## Aim
Restate, word for word, all of the material shown below.

BEGIN

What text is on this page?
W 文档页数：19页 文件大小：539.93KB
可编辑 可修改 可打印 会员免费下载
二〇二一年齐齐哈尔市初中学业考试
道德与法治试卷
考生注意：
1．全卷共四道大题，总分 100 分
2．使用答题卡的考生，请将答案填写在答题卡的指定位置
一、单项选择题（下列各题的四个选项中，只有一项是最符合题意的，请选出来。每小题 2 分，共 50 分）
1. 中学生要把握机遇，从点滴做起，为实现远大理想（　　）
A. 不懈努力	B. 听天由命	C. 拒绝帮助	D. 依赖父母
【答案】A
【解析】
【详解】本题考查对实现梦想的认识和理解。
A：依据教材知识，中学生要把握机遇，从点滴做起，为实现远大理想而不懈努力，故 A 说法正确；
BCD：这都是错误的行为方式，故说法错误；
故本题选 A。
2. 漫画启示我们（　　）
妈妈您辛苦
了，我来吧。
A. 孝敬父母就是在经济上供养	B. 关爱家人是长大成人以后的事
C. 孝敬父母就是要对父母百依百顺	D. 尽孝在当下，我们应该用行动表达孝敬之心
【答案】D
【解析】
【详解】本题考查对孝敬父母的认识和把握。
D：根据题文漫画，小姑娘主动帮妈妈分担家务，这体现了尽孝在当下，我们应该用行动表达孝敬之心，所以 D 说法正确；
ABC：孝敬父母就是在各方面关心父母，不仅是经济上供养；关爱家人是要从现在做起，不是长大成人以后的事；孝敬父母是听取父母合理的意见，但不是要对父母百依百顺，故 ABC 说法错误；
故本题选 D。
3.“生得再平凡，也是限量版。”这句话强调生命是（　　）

END

## Answer to the problem
What text is on this page?
W 文档页数：19页 文件大小：539.93KB
可编辑 可修改 可打印 会员免费下载
二〇二一年齐齐哈尔市初中学业考试
道德与法治试卷
考生注意：
1．全卷共四道大题，总分 100 分
2．使用答题卡的考生，请将答案填写在答题卡的指定位置
一、单项选择题（下列各题的四个选项中，只有一项是最符合题意的，请选出来。每小题 2 分，共 50 分）
1. 中学生要把握机遇，从点滴做起，为实现远大理想（　　）
A. 不懈努力	B. 听天由命	C. 拒绝帮助	D. 依赖父母
【答案】A
【解析】
【详解】本题考查对实现梦想的认识和理解。
A：依据教材知识，中学生要把握机遇，从点滴做起，为实现远大理想而不懈努力，故 A 说法正确；
BCD：这都是错误的行为方式，故说法错误；
故本题选 A。
2. 漫画启示我们（　　）
妈妈您辛苦
了，我来吧。
A. 孝敬父母就是在经济上供养	B. 关爱家人是长大成人以后的事
C. 孝敬父母就是要对父母百依百顺	D. 尽孝在当下，我们应该用行动表达孝敬之心
【答案】D
【解析】
【详解】本题考查对孝敬父母的认识和把握。
D：根据题文漫画，小姑娘主动帮妈妈分担家务，这体现了尽孝在当下，我们应该用行动表达孝敬之心，所以 D 说法正确；
ABC：孝敬父母就是在各方面关心父母，不仅是经济上供养；关爱家人是要从现在做起，不是长大成人以后的事；孝敬父母是听取父母合理的意见，但不是要对父母百依百顺，故 ABC 说法错误；
故本题选 D。
3.“生得再平凡，也是限量版。”这句话强调生命是（　　）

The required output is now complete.